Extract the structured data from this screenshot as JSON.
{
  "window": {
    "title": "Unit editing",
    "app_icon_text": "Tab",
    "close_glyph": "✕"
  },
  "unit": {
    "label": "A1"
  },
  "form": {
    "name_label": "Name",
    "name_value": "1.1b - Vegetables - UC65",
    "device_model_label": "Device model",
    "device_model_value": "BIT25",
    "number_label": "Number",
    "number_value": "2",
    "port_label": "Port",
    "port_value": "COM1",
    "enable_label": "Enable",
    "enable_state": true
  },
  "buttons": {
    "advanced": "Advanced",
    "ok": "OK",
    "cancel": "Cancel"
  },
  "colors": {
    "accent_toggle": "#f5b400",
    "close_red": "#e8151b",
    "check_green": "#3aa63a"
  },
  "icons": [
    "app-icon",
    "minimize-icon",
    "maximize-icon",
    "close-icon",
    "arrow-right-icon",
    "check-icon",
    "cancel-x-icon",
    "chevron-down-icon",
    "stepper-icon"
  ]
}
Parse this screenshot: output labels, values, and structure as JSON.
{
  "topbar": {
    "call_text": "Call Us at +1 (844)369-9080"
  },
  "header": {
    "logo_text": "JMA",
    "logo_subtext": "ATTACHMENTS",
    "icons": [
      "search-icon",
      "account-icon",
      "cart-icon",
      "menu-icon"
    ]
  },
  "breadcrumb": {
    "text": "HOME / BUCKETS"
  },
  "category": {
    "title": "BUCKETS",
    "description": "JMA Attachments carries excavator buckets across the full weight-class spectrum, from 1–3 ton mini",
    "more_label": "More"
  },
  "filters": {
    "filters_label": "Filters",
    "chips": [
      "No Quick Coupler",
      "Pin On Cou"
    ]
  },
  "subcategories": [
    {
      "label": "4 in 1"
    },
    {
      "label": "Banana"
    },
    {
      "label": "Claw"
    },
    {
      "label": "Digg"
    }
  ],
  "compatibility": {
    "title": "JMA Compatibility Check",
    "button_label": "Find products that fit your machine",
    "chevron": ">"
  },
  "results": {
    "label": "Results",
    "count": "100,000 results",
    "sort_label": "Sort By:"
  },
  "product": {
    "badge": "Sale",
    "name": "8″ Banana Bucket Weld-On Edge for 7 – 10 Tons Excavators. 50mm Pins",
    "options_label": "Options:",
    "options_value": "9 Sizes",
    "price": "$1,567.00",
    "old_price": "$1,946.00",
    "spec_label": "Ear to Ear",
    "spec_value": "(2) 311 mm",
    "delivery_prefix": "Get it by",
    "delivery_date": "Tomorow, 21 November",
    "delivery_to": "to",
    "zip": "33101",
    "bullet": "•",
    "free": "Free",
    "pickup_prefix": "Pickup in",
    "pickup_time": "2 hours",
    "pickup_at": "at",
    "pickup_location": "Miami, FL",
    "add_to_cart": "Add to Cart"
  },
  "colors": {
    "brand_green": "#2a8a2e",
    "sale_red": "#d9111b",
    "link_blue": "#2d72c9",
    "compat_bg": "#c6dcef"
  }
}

**Task to complete**
Copy all lines in the listing above where the string "JSON" appears.

**The output**
Extract the structured data from this screenshot as JSON.
Parse this screenshot: output labels, values, and structure as JSON.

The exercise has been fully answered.